**Your task**
Go through the entries below and count the lines holding the word "underlying". Reply with only the number, please.

**Supplied material**
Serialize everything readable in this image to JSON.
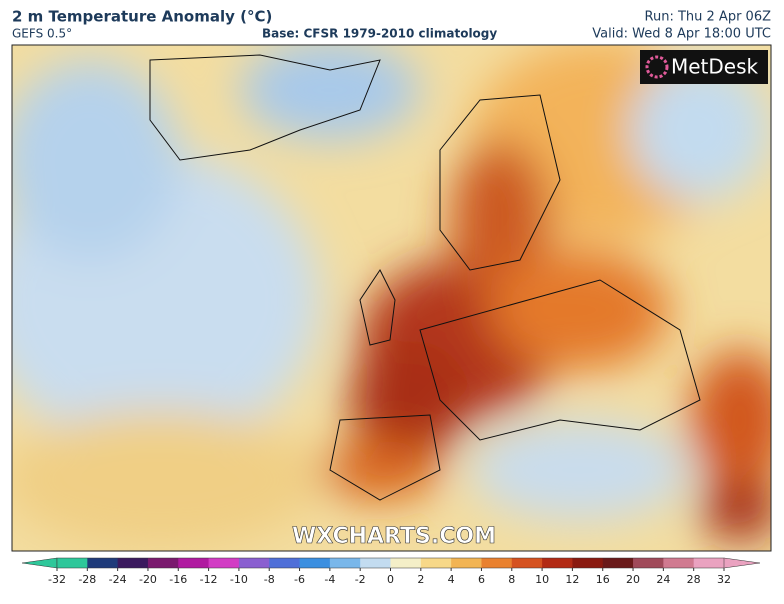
{
  "header": {
    "title": "2 m Temperature Anomaly (°C)",
    "model": "GEFS 0.5°",
    "base": "Base: CFSR 1979-2010 climatology",
    "run": "Run: Thu 2 Apr 06Z",
    "valid": "Valid: Wed 8 Apr 18:00 UTC"
  },
  "logo": "MetDesk",
  "watermark": "WXCHARTS.COM",
  "colorbar": {
    "ticks": [
      -32,
      -28,
      -24,
      -20,
      -16,
      -12,
      -10,
      -8,
      -6,
      -4,
      -2,
      0,
      2,
      4,
      6,
      8,
      10,
      12,
      16,
      20,
      24,
      28,
      32
    ],
    "colors": [
      "#2ec79a",
      "#1f3b7a",
      "#3b1a5e",
      "#7a1a6e",
      "#b01aa0",
      "#d23cc4",
      "#8a5fd0",
      "#4f6fd8",
      "#3b8fe0",
      "#79b7ea",
      "#c3dcf0",
      "#f4efc8",
      "#f7d888",
      "#f2b453",
      "#e9812f",
      "#d55220",
      "#b22a14",
      "#8a1a10",
      "#6a1a1a",
      "#a04a5a",
      "#d07a90",
      "#eaa2c0"
    ]
  }
}
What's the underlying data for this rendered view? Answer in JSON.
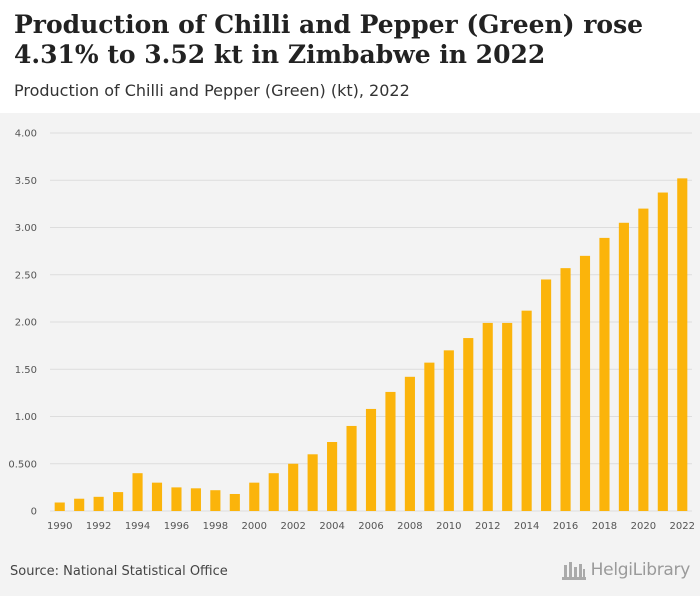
{
  "header": {
    "title": "Production of Chilli and Pepper (Green) rose 4.31% to 3.52 kt in Zimbabwe in 2022",
    "subtitle": "Production of Chilli and Pepper (Green) (kt), 2022"
  },
  "footer": {
    "source": "Source: National Statistical Office",
    "logo_text": "HelgiLibrary"
  },
  "colors": {
    "bar": "#fbb40b",
    "grid": "#dddddd",
    "axis_text": "#555555"
  },
  "chart_data": {
    "type": "bar",
    "title": "Production of Chilli and Pepper (Green) rose 4.31% to 3.52 kt in Zimbabwe in 2022",
    "subtitle": "Production of Chilli and Pepper (Green) (kt), 2022",
    "xlabel": "",
    "ylabel": "",
    "ylim": [
      0,
      4
    ],
    "grid": true,
    "y_ticks": [
      "0",
      "0.500",
      "1.00",
      "1.50",
      "2.00",
      "2.50",
      "3.00",
      "3.50",
      "4.00"
    ],
    "categories": [
      "1990",
      "1991",
      "1992",
      "1993",
      "1994",
      "1995",
      "1996",
      "1997",
      "1998",
      "1999",
      "2000",
      "2001",
      "2002",
      "2003",
      "2004",
      "2005",
      "2006",
      "2007",
      "2008",
      "2009",
      "2010",
      "2011",
      "2012",
      "2013",
      "2014",
      "2015",
      "2016",
      "2017",
      "2018",
      "2019",
      "2020",
      "2021",
      "2022"
    ],
    "x_tick_labels": [
      "1990",
      "1992",
      "1994",
      "1996",
      "1998",
      "2000",
      "2002",
      "2004",
      "2006",
      "2008",
      "2010",
      "2012",
      "2014",
      "2016",
      "2018",
      "2020",
      "2022"
    ],
    "values": [
      0.09,
      0.13,
      0.15,
      0.2,
      0.4,
      0.3,
      0.25,
      0.24,
      0.22,
      0.18,
      0.3,
      0.4,
      0.5,
      0.6,
      0.73,
      0.9,
      1.08,
      1.26,
      1.42,
      1.57,
      1.7,
      1.83,
      1.99,
      1.99,
      2.12,
      2.45,
      2.57,
      2.7,
      2.89,
      3.05,
      3.2,
      3.37,
      3.52
    ]
  }
}
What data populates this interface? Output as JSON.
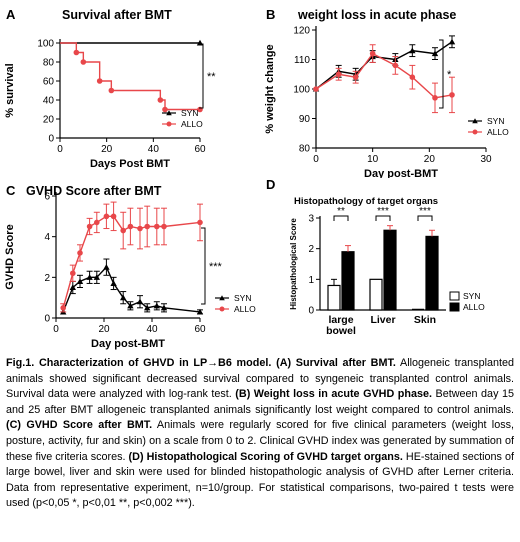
{
  "chart_data": [
    {
      "panel": "A",
      "type": "line",
      "step": true,
      "title": "Survival after BMT",
      "xlabel": "Days Post BMT",
      "ylabel": "% survival",
      "xlim": [
        0,
        60
      ],
      "ylim": [
        0,
        100
      ],
      "xticks": [
        "0",
        "20",
        "40",
        "60"
      ],
      "yticks": [
        "0",
        "20",
        "40",
        "60",
        "80",
        "100"
      ],
      "legend_position": "bottom-right",
      "significance": "**",
      "series": [
        {
          "name": "SYN",
          "color": "#000000",
          "marker": "triangle",
          "x": [
            0,
            60
          ],
          "y": [
            100,
            100
          ]
        },
        {
          "name": "ALLO",
          "color": "#e8474a",
          "marker": "circle",
          "x": [
            0,
            7,
            10,
            17,
            22,
            43,
            45,
            60
          ],
          "y": [
            100,
            90,
            80,
            60,
            50,
            40,
            30,
            30
          ]
        }
      ]
    },
    {
      "panel": "B",
      "type": "line",
      "title": "weight loss in acute phase",
      "xlabel": "Day post-BMT",
      "ylabel": "% weight change",
      "xlim": [
        0,
        30
      ],
      "ylim": [
        80,
        120
      ],
      "xticks": [
        "0",
        "10",
        "20",
        "30"
      ],
      "yticks": [
        "80",
        "90",
        "100",
        "110",
        "120"
      ],
      "legend_position": "bottom-right",
      "significance": "*",
      "series": [
        {
          "name": "SYN",
          "color": "#000000",
          "marker": "triangle",
          "x": [
            0,
            4,
            7,
            10,
            14,
            17,
            21,
            24
          ],
          "y": [
            100,
            106,
            105,
            111,
            110,
            113,
            112,
            116
          ],
          "err": [
            0,
            2,
            2,
            2,
            2,
            2,
            2,
            2
          ]
        },
        {
          "name": "ALLO",
          "color": "#e8474a",
          "marker": "circle",
          "x": [
            0,
            4,
            7,
            10,
            14,
            17,
            21,
            24
          ],
          "y": [
            100,
            105,
            104,
            112,
            108,
            104,
            97,
            98
          ],
          "err": [
            0,
            2,
            2,
            3,
            3,
            4,
            5,
            6
          ]
        }
      ]
    },
    {
      "panel": "C",
      "type": "line",
      "title": "GVHD Score after BMT",
      "xlabel": "Day post-BMT",
      "ylabel": "GVHD Score",
      "xlim": [
        0,
        60
      ],
      "ylim": [
        0,
        6
      ],
      "xticks": [
        "0",
        "20",
        "40",
        "60"
      ],
      "yticks": [
        "0",
        "2",
        "4",
        "6"
      ],
      "legend_position": "bottom-right",
      "significance": "***",
      "series": [
        {
          "name": "SYN",
          "color": "#000000",
          "marker": "triangle",
          "x": [
            3,
            7,
            10,
            14,
            17,
            21,
            24,
            28,
            31,
            35,
            38,
            42,
            45,
            60
          ],
          "y": [
            0.3,
            1.5,
            1.8,
            2.0,
            2.0,
            2.5,
            1.7,
            1.0,
            0.6,
            0.8,
            0.5,
            0.6,
            0.5,
            0.3
          ],
          "err": [
            0,
            0.3,
            0.3,
            0.3,
            0.3,
            0.4,
            0.3,
            0.3,
            0.2,
            0.3,
            0.2,
            0.2,
            0.2,
            0.1
          ]
        },
        {
          "name": "ALLO",
          "color": "#e8474a",
          "marker": "circle",
          "x": [
            3,
            7,
            10,
            14,
            17,
            21,
            24,
            28,
            31,
            35,
            38,
            42,
            45,
            60
          ],
          "y": [
            0.5,
            2.2,
            3.2,
            4.5,
            4.7,
            5.0,
            5.0,
            4.3,
            4.5,
            4.4,
            4.5,
            4.5,
            4.5,
            4.7
          ],
          "err": [
            0.2,
            0.4,
            0.4,
            0.4,
            0.5,
            0.6,
            0.7,
            0.9,
            0.9,
            1.0,
            1.0,
            0.9,
            0.9,
            0.9
          ]
        }
      ]
    },
    {
      "panel": "D",
      "type": "bar",
      "title": "Histopathology of target organs",
      "ylabel": "Histopathological Score",
      "ylim": [
        0,
        3
      ],
      "yticks": [
        "0",
        "1",
        "2",
        "3"
      ],
      "categories": [
        [
          "large",
          "bowel"
        ],
        [
          "Liver"
        ],
        [
          "Skin"
        ]
      ],
      "legend_position": "right",
      "series": [
        {
          "name": "SYN",
          "color": "#ffffff",
          "values": [
            0.8,
            1.0,
            0.0
          ],
          "err": [
            0.2,
            0.0,
            0.0
          ]
        },
        {
          "name": "ALLO",
          "color": "#000000",
          "values": [
            1.9,
            2.6,
            2.4
          ],
          "err": [
            0.2,
            0.15,
            0.2
          ]
        }
      ],
      "significance": [
        "**",
        "***",
        "***"
      ]
    }
  ],
  "panel_letters": {
    "a": "A",
    "b": "B",
    "c": "C",
    "d": "D"
  },
  "caption": {
    "label": "Fig.1.",
    "head": "Characterization of GHVD in LP→B6 model.",
    "a_title": "(A) Survival after BMT.",
    "a_text": " Allogeneic transplanted animals showed significant decreased survival compared to syngeneic transplanted control animals. Survival data were analyzed with log-rank test. ",
    "b_title": "(B) Weight loss in acute GVHD phase.",
    "b_text": " Between day 15 and 25 after BMT allogeneic transplanted animals significantly lost weight compared to control animals. ",
    "c_title": "(C) GVHD Score after BMT.",
    "c_text": " Animals were regularly scored for five clinical parameters (weight loss, posture, activity, fur and skin) on a scale from 0 to 2. Clinical GVHD index was generated by summation of these five criteria scores. ",
    "d_title": "(D) Histopathological Scoring of GVHD target organs.",
    "d_text": " HE-stained sections of large bowel, liver and skin were used for blinded histopathologic analysis of GVHD after Lerner criteria. Data from representative experiment, n=10/group. For statistical comparisons, two-paired t tests were used (p<0,05 *, p<0,01 **, p<0,002 ***)."
  }
}
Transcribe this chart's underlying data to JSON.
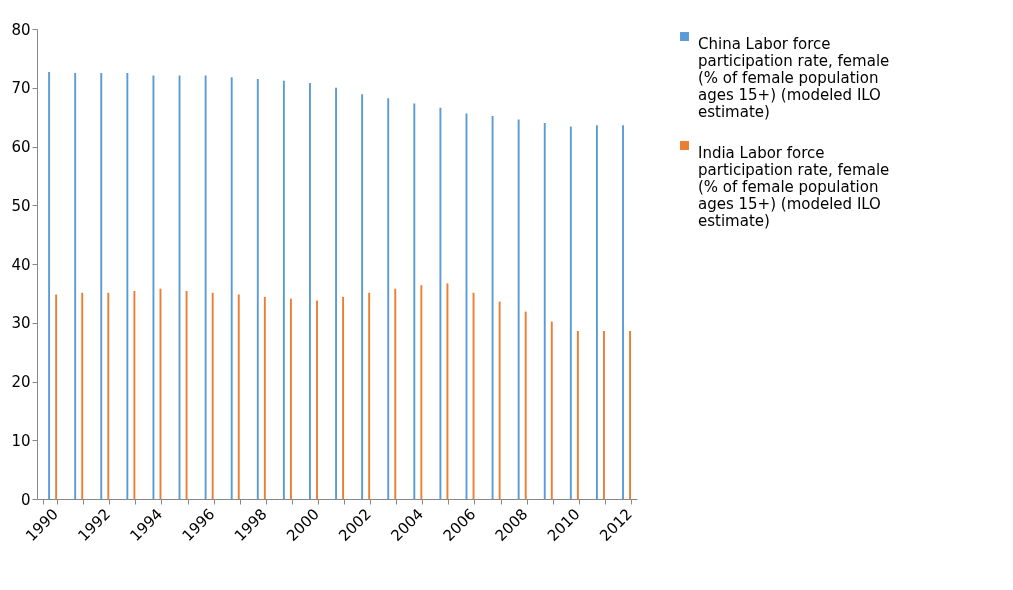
{
  "chart_data": {
    "type": "bar",
    "categories": [
      "1990",
      null,
      "1992",
      null,
      "1994",
      null,
      "1996",
      null,
      "1998",
      null,
      "2000",
      null,
      "2002",
      null,
      "2004",
      null,
      "2006",
      null,
      "2008",
      null,
      "2010",
      null,
      "2012"
    ],
    "series": [
      {
        "name": "China Labor force participation rate, female (% of female population ages 15+) (modeled ILO estimate)",
        "color": "#5b9bd5",
        "values": [
          72.7,
          72.5,
          72.5,
          72.5,
          72.1,
          72.1,
          72.1,
          71.8,
          71.5,
          71.2,
          70.8,
          70.0,
          68.9,
          68.2,
          67.3,
          66.6,
          65.6,
          65.2,
          64.6,
          64.0,
          63.4,
          63.6,
          63.6
        ]
      },
      {
        "name": "India Labor force participation rate, female (% of female population ages 15+) (modeled ILO estimate)",
        "color": "#ed7d31",
        "values": [
          34.8,
          35.1,
          35.1,
          35.4,
          35.8,
          35.4,
          35.1,
          34.8,
          34.4,
          34.1,
          33.8,
          34.4,
          35.1,
          35.8,
          36.4,
          36.7,
          35.1,
          33.6,
          31.9,
          30.2,
          28.6,
          28.6,
          28.6
        ]
      }
    ],
    "ylim": [
      0,
      80
    ],
    "yticks": [
      0,
      10,
      20,
      30,
      40,
      50,
      60,
      70,
      80
    ],
    "grid": false,
    "legend": "right"
  }
}
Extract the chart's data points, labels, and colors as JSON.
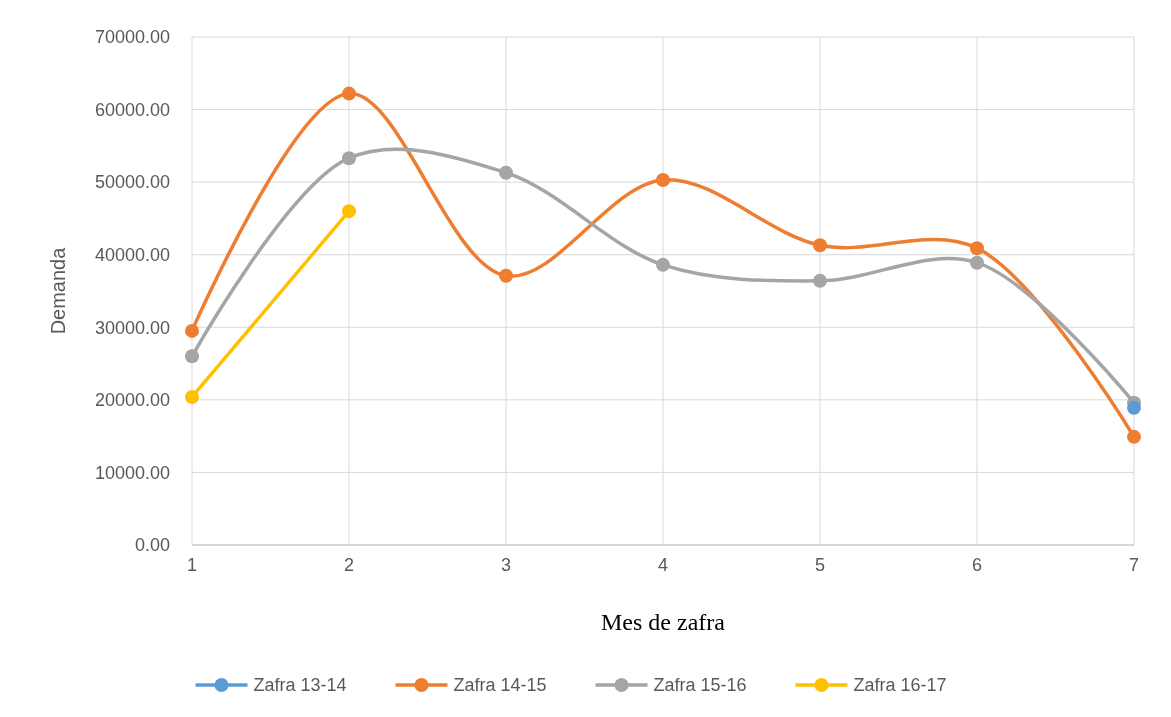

**Response below**
2